• _Exercise task_: Print every line of the listing exactly, please.

:: Given information

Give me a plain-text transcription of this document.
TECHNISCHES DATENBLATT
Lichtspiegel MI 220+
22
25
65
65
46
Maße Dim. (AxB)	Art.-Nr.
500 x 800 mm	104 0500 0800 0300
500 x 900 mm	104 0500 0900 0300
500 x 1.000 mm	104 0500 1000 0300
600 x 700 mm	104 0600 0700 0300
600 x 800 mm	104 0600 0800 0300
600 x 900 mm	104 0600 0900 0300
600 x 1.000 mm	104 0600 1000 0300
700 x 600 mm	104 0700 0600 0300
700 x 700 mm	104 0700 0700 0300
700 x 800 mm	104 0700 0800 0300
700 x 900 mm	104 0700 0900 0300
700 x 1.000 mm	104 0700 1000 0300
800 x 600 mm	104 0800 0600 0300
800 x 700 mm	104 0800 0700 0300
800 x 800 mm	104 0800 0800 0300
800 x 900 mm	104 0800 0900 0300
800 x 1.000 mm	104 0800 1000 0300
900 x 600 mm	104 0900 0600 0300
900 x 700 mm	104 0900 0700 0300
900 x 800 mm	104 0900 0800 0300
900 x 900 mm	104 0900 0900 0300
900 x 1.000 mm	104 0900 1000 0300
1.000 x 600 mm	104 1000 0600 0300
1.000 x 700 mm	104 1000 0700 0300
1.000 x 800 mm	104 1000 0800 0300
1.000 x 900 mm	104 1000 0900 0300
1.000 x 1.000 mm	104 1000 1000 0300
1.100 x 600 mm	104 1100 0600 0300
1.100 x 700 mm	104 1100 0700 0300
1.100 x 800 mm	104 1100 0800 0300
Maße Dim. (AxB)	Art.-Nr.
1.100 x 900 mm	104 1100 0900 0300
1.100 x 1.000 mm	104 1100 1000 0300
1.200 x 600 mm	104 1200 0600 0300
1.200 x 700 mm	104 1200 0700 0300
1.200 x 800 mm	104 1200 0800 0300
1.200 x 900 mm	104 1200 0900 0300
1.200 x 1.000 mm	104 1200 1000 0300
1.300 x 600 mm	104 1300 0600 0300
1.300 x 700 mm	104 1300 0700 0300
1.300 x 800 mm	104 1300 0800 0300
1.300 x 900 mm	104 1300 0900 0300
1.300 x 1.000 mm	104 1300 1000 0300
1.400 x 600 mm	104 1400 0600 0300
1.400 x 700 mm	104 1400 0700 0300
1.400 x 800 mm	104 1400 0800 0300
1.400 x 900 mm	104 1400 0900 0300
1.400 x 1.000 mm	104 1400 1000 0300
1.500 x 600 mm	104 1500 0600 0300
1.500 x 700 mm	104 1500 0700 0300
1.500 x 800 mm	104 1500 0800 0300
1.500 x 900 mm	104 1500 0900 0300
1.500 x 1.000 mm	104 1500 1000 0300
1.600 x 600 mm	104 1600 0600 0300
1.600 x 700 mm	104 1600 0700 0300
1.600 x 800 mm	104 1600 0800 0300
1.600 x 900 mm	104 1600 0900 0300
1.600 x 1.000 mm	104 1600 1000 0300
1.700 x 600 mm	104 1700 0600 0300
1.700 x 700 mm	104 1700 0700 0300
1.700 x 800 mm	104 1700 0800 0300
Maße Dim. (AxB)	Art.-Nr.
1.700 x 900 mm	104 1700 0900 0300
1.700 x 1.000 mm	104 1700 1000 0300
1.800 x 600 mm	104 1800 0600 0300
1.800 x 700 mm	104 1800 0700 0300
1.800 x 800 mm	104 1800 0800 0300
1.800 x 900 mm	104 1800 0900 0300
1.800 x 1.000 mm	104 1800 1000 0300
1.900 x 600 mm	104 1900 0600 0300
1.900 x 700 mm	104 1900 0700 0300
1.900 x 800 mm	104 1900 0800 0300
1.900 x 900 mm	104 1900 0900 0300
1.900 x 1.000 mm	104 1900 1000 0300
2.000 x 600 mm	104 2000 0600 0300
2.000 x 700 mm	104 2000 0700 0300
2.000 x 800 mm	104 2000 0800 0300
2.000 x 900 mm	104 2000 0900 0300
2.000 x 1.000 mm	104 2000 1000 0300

::::

• _Output_:
Give me a plain-text transcription of this document.
TECHNISCHES DATENBLATT
Lichtspiegel MI 220+
22
25
65
65
46
Maße Dim. (AxB)	Art.-Nr.
500 x 800 mm	104 0500 0800 0300
500 x 900 mm	104 0500 0900 0300
500 x 1.000 mm	104 0500 1000 0300
600 x 700 mm	104 0600 0700 0300
600 x 800 mm	104 0600 0800 0300
600 x 900 mm	104 0600 0900 0300
600 x 1.000 mm	104 0600 1000 0300
700 x 600 mm	104 0700 0600 0300
700 x 700 mm	104 0700 0700 0300
700 x 800 mm	104 0700 0800 0300
700 x 900 mm	104 0700 0900 0300
700 x 1.000 mm	104 0700 1000 0300
800 x 600 mm	104 0800 0600 0300
800 x 700 mm	104 0800 0700 0300
800 x 800 mm	104 0800 0800 0300
800 x 900 mm	104 0800 0900 0300
800 x 1.000 mm	104 0800 1000 0300
900 x 600 mm	104 0900 0600 0300
900 x 700 mm	104 0900 0700 0300
900 x 800 mm	104 0900 0800 0300
900 x 900 mm	104 0900 0900 0300
900 x 1.000 mm	104 0900 1000 0300
1.000 x 600 mm	104 1000 0600 0300
1.000 x 700 mm	104 1000 0700 0300
1.000 x 800 mm	104 1000 0800 0300
1.000 x 900 mm	104 1000 0900 0300
1.000 x 1.000 mm	104 1000 1000 0300
1.100 x 600 mm	104 1100 0600 0300
1.100 x 700 mm	104 1100 0700 0300
1.100 x 800 mm	104 1100 0800 0300
Maße Dim. (AxB)	Art.-Nr.
1.100 x 900 mm	104 1100 0900 0300
1.100 x 1.000 mm	104 1100 1000 0300
1.200 x 600 mm	104 1200 0600 0300
1.200 x 700 mm	104 1200 0700 0300
1.200 x 800 mm	104 1200 0800 0300
1.200 x 900 mm	104 1200 0900 0300
1.200 x 1.000 mm	104 1200 1000 0300
1.300 x 600 mm	104 1300 0600 0300
1.300 x 700 mm	104 1300 0700 0300
1.300 x 800 mm	104 1300 0800 0300
1.300 x 900 mm	104 1300 0900 0300
1.300 x 1.000 mm	104 1300 1000 0300
1.400 x 600 mm	104 1400 0600 0300
1.400 x 700 mm	104 1400 0700 0300
1.400 x 800 mm	104 1400 0800 0300
1.400 x 900 mm	104 1400 0900 0300
1.400 x 1.000 mm	104 1400 1000 0300
1.500 x 600 mm	104 1500 0600 0300
1.500 x 700 mm	104 1500 0700 0300
1.500 x 800 mm	104 1500 0800 0300
1.500 x 900 mm	104 1500 0900 0300
1.500 x 1.000 mm	104 1500 1000 0300
1.600 x 600 mm	104 1600 0600 0300
1.600 x 700 mm	104 1600 0700 0300
1.600 x 800 mm	104 1600 0800 0300
1.600 x 900 mm	104 1600 0900 0300
1.600 x 1.000 mm	104 1600 1000 0300
1.700 x 600 mm	104 1700 0600 0300
1.700 x 700 mm	104 1700 0700 0300
1.700 x 800 mm	104 1700 0800 0300
Maße Dim. (AxB)	Art.-Nr.
1.700 x 900 mm	104 1700 0900 0300
1.700 x 1.000 mm	104 1700 1000 0300
1.800 x 600 mm	104 1800 0600 0300
1.800 x 700 mm	104 1800 0700 0300
1.800 x 800 mm	104 1800 0800 0300
1.800 x 900 mm	104 1800 0900 0300
1.800 x 1.000 mm	104 1800 1000 0300
1.900 x 600 mm	104 1900 0600 0300
1.900 x 700 mm	104 1900 0700 0300
1.900 x 800 mm	104 1900 0800 0300
1.900 x 900 mm	104 1900 0900 0300
1.900 x 1.000 mm	104 1900 1000 0300
2.000 x 600 mm	104 2000 0600 0300
2.000 x 700 mm	104 2000 0700 0300
2.000 x 800 mm	104 2000 0800 0300
2.000 x 900 mm	104 2000 0900 0300
2.000 x 1.000 mm	104 2000 1000 0300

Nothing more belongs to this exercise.